*Stated task*. Every entry must be duplicated precisely as written.

*Material for the task*.

+ + + +

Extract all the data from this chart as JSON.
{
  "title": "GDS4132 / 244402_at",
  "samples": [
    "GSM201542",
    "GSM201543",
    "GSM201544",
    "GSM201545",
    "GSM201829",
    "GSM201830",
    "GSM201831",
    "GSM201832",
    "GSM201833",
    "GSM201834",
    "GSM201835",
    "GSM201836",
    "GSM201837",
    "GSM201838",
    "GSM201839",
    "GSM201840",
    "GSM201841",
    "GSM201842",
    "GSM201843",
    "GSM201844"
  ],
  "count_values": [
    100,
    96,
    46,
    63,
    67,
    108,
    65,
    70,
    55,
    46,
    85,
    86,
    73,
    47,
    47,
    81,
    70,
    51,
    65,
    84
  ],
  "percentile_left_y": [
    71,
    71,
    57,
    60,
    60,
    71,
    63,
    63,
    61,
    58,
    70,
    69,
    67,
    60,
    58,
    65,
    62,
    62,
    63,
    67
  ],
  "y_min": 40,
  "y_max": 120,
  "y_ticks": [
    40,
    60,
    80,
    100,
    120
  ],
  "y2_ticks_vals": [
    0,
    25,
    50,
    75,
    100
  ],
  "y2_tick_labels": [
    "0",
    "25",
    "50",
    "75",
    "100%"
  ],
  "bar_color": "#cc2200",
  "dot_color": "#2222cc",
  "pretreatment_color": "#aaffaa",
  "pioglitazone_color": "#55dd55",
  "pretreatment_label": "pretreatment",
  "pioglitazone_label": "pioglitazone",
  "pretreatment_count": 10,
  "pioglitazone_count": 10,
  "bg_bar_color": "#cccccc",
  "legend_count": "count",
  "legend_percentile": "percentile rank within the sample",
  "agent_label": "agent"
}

+ + + +

*Task output*.
Extract all the data from this chart as JSON.
{
  "title": "GDS4132 / 244402_at",
  "samples": [
    "GSM201542",
    "GSM201543",
    "GSM201544",
    "GSM201545",
    "GSM201829",
    "GSM201830",
    "GSM201831",
    "GSM201832",
    "GSM201833",
    "GSM201834",
    "GSM201835",
    "GSM201836",
    "GSM201837",
    "GSM201838",
    "GSM201839",
    "GSM201840",
    "GSM201841",
    "GSM201842",
    "GSM201843",
    "GSM201844"
  ],
  "count_values": [
    100,
    96,
    46,
    63,
    67,
    108,
    65,
    70,
    55,
    46,
    85,
    86,
    73,
    47,
    47,
    81,
    70,
    51,
    65,
    84
  ],
  "percentile_left_y": [
    71,
    71,
    57,
    60,
    60,
    71,
    63,
    63,
    61,
    58,
    70,
    69,
    67,
    60,
    58,
    65,
    62,
    62,
    63,
    67
  ],
  "y_min": 40,
  "y_max": 120,
  "y_ticks": [
    40,
    60,
    80,
    100,
    120
  ],
  "y2_ticks_vals": [
    0,
    25,
    50,
    75,
    100
  ],
  "y2_tick_labels": [
    "0",
    "25",
    "50",
    "75",
    "100%"
  ],
  "bar_color": "#cc2200",
  "dot_color": "#2222cc",
  "pretreatment_color": "#aaffaa",
  "pioglitazone_color": "#55dd55",
  "pretreatment_label": "pretreatment",
  "pioglitazone_label": "pioglitazone",
  "pretreatment_count": 10,
  "pioglitazone_count": 10,
  "bg_bar_color": "#cccccc",
  "legend_count": "count",
  "legend_percentile": "percentile rank within the sample",
  "agent_label": "agent"
}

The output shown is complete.